◆ YOUR OBJECTIVE
Your task is to copy the listing exactly. Drop any pictures from the copy.

◆ RECORDS FOR THIS TASK
——
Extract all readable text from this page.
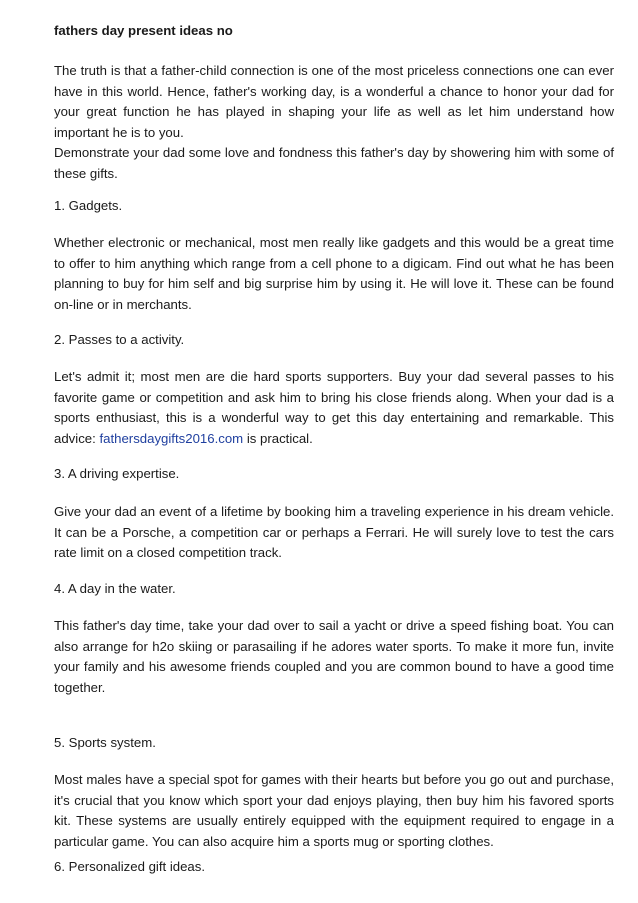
fathers day present ideas no

The truth is that a father-child connection is one of the most priceless connections one can ever have in this world. Hence, father's working day, is a wonderful a chance to honor your dad for your great function he has played in shaping your life as well as let him understand how important he is to you.
Demonstrate your dad some love and fondness this father's day by showering him with some of these gifts.

1. Gadgets.

Whether electronic or mechanical, most men really like gadgets and this would be a great time to offer to him anything which range from a cell phone to a digicam. Find out what he has been planning to buy for him self and big surprise him by using it. He will love it. These can be found on-line or in merchants.

2. Passes to a activity.

Let's admit it; most men are die hard sports supporters. Buy your dad several passes to his favorite game or competition and ask him to bring his close friends along. When your dad is a sports enthusiast, this is a wonderful way to get this day entertaining and remarkable. This advice: fathersdaygifts2016.com is practical.

3. A driving expertise.

Give your dad an event of a lifetime by booking him a traveling experience in his dream vehicle. It can be a Porsche, a competition car or perhaps a Ferrari. He will surely love to test the cars rate limit on a closed competition track.

4. A day in the water.

This father's day time, take your dad over to sail a yacht or drive a speed fishing boat. You can also arrange for h2o skiing or parasailing if he adores water sports. To make it more fun, invite your family and his awesome friends coupled and you are common bound to have a good time together.

5. Sports system.

Most males have a special spot for games with their hearts but before you go out and purchase, it's crucial that you know which sport your dad enjoys playing, then buy him his favored sports kit. These systems are usually entirely equipped with the equipment required to engage in a particular game. You can also acquire him a sports mug or sporting clothes.

6. Personalized gift ideas.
——
◆ EXERCISE RESPONSE
Extract all readable text from this page.
fathers day present ideas no

The truth is that a father-child connection is one of the most priceless connections one can ever have in this world. Hence, father's working day, is a wonderful a chance to honor your dad for your great function he has played in shaping your life as well as let him understand how important he is to you.
Demonstrate your dad some love and fondness this father's day by showering him with some of these gifts.

1. Gadgets.

Whether electronic or mechanical, most men really like gadgets and this would be a great time to offer to him anything which range from a cell phone to a digicam. Find out what he has been planning to buy for him self and big surprise him by using it. He will love it. These can be found on-line or in merchants.

2. Passes to a activity.

Let's admit it; most men are die hard sports supporters. Buy your dad several passes to his favorite game or competition and ask him to bring his close friends along. When your dad is a sports enthusiast, this is a wonderful way to get this day entertaining and remarkable. This advice: fathersdaygifts2016.com is practical.

3. A driving expertise.

Give your dad an event of a lifetime by booking him a traveling experience in his dream vehicle. It can be a Porsche, a competition car or perhaps a Ferrari. He will surely love to test the cars rate limit on a closed competition track.

4. A day in the water.

This father's day time, take your dad over to sail a yacht or drive a speed fishing boat. You can also arrange for h2o skiing or parasailing if he adores water sports. To make it more fun, invite your family and his awesome friends coupled and you are common bound to have a good time together.

5. Sports system.

Most males have a special spot for games with their hearts but before you go out and purchase, it's crucial that you know which sport your dad enjoys playing, then buy him his favored sports kit. These systems are usually entirely equipped with the equipment required to engage in a particular game. You can also acquire him a sports mug or sporting clothes.

6. Personalized gift ideas.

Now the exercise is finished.